Given problem: Images embedded in the records are excluded; print everything else exactly as given.

Dataset excerpts:
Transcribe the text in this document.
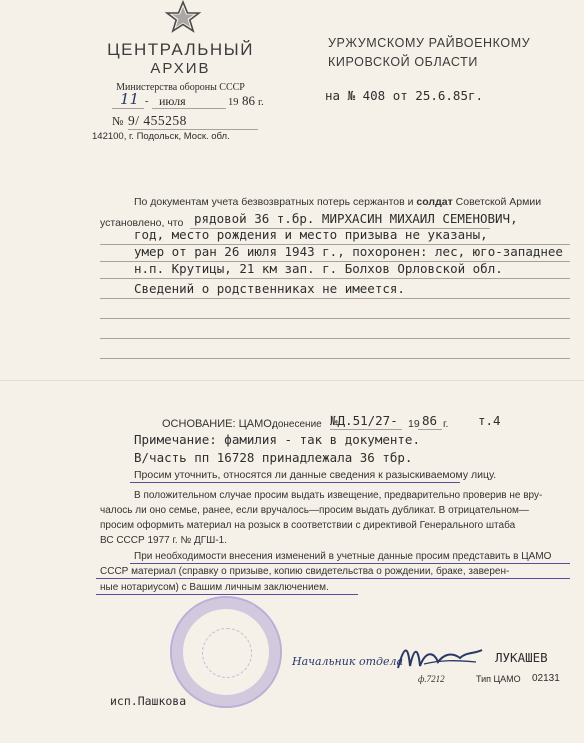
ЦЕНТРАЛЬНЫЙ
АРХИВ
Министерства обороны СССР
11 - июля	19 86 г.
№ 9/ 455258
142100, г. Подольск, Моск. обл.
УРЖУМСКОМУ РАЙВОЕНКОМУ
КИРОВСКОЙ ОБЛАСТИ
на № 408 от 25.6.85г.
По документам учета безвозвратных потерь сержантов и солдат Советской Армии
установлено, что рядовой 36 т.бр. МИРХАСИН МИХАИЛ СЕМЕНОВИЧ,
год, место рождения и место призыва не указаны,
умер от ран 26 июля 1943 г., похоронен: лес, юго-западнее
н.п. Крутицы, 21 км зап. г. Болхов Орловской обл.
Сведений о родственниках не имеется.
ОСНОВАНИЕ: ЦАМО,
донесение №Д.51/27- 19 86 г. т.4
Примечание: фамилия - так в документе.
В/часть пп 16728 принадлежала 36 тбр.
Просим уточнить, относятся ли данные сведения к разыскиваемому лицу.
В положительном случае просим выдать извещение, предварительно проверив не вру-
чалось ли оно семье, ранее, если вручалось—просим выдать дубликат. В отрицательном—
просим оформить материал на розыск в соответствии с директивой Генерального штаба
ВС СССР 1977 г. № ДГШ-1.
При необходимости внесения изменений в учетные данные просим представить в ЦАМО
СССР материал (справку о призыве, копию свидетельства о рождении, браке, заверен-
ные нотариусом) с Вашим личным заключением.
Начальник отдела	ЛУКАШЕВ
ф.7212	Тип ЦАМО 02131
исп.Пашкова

Result of this task:
Transcribe the text in this document.
ЦЕНТРАЛЬНЫЙ
АРХИВ
Министерства обороны СССР
11 - июля	19 86 г.
№ 9/ 455258
142100, г. Подольск, Моск. обл.
УРЖУМСКОМУ РАЙВОЕНКОМУ
КИРОВСКОЙ ОБЛАСТИ
на № 408 от 25.6.85г.
По документам учета безвозвратных потерь сержантов и солдат Советской Армии
установлено, что рядовой 36 т.бр. МИРХАСИН МИХАИЛ СЕМЕНОВИЧ,
год, место рождения и место призыва не указаны,
умер от ран 26 июля 1943 г., похоронен: лес, юго-западнее
н.п. Крутицы, 21 км зап. г. Болхов Орловской обл.
Сведений о родственниках не имеется.
ОСНОВАНИЕ: ЦАМО,
донесение №Д.51/27- 19 86 г. т.4
Примечание: фамилия - так в документе.
В/часть пп 16728 принадлежала 36 тбр.
Просим уточнить, относятся ли данные сведения к разыскиваемому лицу.
В положительном случае просим выдать извещение, предварительно проверив не вру-
чалось ли оно семье, ранее, если вручалось—просим выдать дубликат. В отрицательном—
просим оформить материал на розыск в соответствии с директивой Генерального штаба
ВС СССР 1977 г. № ДГШ-1.
При необходимости внесения изменений в учетные данные просим представить в ЦАМО
СССР материал (справку о призыве, копию свидетельства о рождении, браке, заверен-
ные нотариусом) с Вашим личным заключением.
Начальник отдела	ЛУКАШЕВ
ф.7212	Тип ЦАМО 02131
исп.Пашкова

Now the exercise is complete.